··· Supplied data

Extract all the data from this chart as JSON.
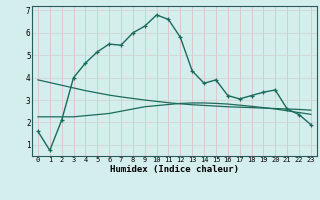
{
  "xlabel": "Humidex (Indice chaleur)",
  "x": [
    0,
    1,
    2,
    3,
    4,
    5,
    6,
    7,
    8,
    9,
    10,
    11,
    12,
    13,
    14,
    15,
    16,
    17,
    18,
    19,
    20,
    21,
    22,
    23
  ],
  "line1_y": [
    1.6,
    0.75,
    2.1,
    4.0,
    4.65,
    5.15,
    5.5,
    5.45,
    6.0,
    6.3,
    6.8,
    6.6,
    5.8,
    4.3,
    3.75,
    3.9,
    3.2,
    3.05,
    3.2,
    3.35,
    3.45,
    2.6,
    2.35,
    1.9
  ],
  "line2_y": [
    2.25,
    2.25,
    2.25,
    2.25,
    2.3,
    2.35,
    2.4,
    2.5,
    2.6,
    2.7,
    2.75,
    2.8,
    2.85,
    2.87,
    2.87,
    2.85,
    2.82,
    2.77,
    2.72,
    2.66,
    2.6,
    2.52,
    2.44,
    2.36
  ],
  "line3_y": [
    3.9,
    3.78,
    3.66,
    3.54,
    3.42,
    3.32,
    3.22,
    3.14,
    3.07,
    3.0,
    2.94,
    2.88,
    2.83,
    2.79,
    2.76,
    2.73,
    2.7,
    2.68,
    2.66,
    2.64,
    2.62,
    2.6,
    2.58,
    2.55
  ],
  "line_color": "#1a6b5a",
  "bg_color": "#d4eeed",
  "grid_color_v": "#e0b8b8",
  "grid_color_h": "#d0d0d0",
  "ylim": [
    0.5,
    7.2
  ],
  "xlim": [
    -0.5,
    23.5
  ],
  "yticks": [
    1,
    2,
    3,
    4,
    5,
    6,
    7
  ],
  "xticks": [
    0,
    1,
    2,
    3,
    4,
    5,
    6,
    7,
    8,
    9,
    10,
    11,
    12,
    13,
    14,
    15,
    16,
    17,
    18,
    19,
    20,
    21,
    22,
    23
  ]
}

······

→ **What is needed**: Reproduce every record above exactly, but leave out the pictures.

→ **The reply**:
Extract all the data from this chart as JSON.
{
  "xlabel": "Humidex (Indice chaleur)",
  "x": [
    0,
    1,
    2,
    3,
    4,
    5,
    6,
    7,
    8,
    9,
    10,
    11,
    12,
    13,
    14,
    15,
    16,
    17,
    18,
    19,
    20,
    21,
    22,
    23
  ],
  "line1_y": [
    1.6,
    0.75,
    2.1,
    4.0,
    4.65,
    5.15,
    5.5,
    5.45,
    6.0,
    6.3,
    6.8,
    6.6,
    5.8,
    4.3,
    3.75,
    3.9,
    3.2,
    3.05,
    3.2,
    3.35,
    3.45,
    2.6,
    2.35,
    1.9
  ],
  "line2_y": [
    2.25,
    2.25,
    2.25,
    2.25,
    2.3,
    2.35,
    2.4,
    2.5,
    2.6,
    2.7,
    2.75,
    2.8,
    2.85,
    2.87,
    2.87,
    2.85,
    2.82,
    2.77,
    2.72,
    2.66,
    2.6,
    2.52,
    2.44,
    2.36
  ],
  "line3_y": [
    3.9,
    3.78,
    3.66,
    3.54,
    3.42,
    3.32,
    3.22,
    3.14,
    3.07,
    3.0,
    2.94,
    2.88,
    2.83,
    2.79,
    2.76,
    2.73,
    2.7,
    2.68,
    2.66,
    2.64,
    2.62,
    2.6,
    2.58,
    2.55
  ],
  "line_color": "#1a6b5a",
  "bg_color": "#d4eeed",
  "grid_color_v": "#e0b8b8",
  "grid_color_h": "#d0d0d0",
  "ylim": [
    0.5,
    7.2
  ],
  "xlim": [
    -0.5,
    23.5
  ],
  "yticks": [
    1,
    2,
    3,
    4,
    5,
    6,
    7
  ],
  "xticks": [
    0,
    1,
    2,
    3,
    4,
    5,
    6,
    7,
    8,
    9,
    10,
    11,
    12,
    13,
    14,
    15,
    16,
    17,
    18,
    19,
    20,
    21,
    22,
    23
  ]
}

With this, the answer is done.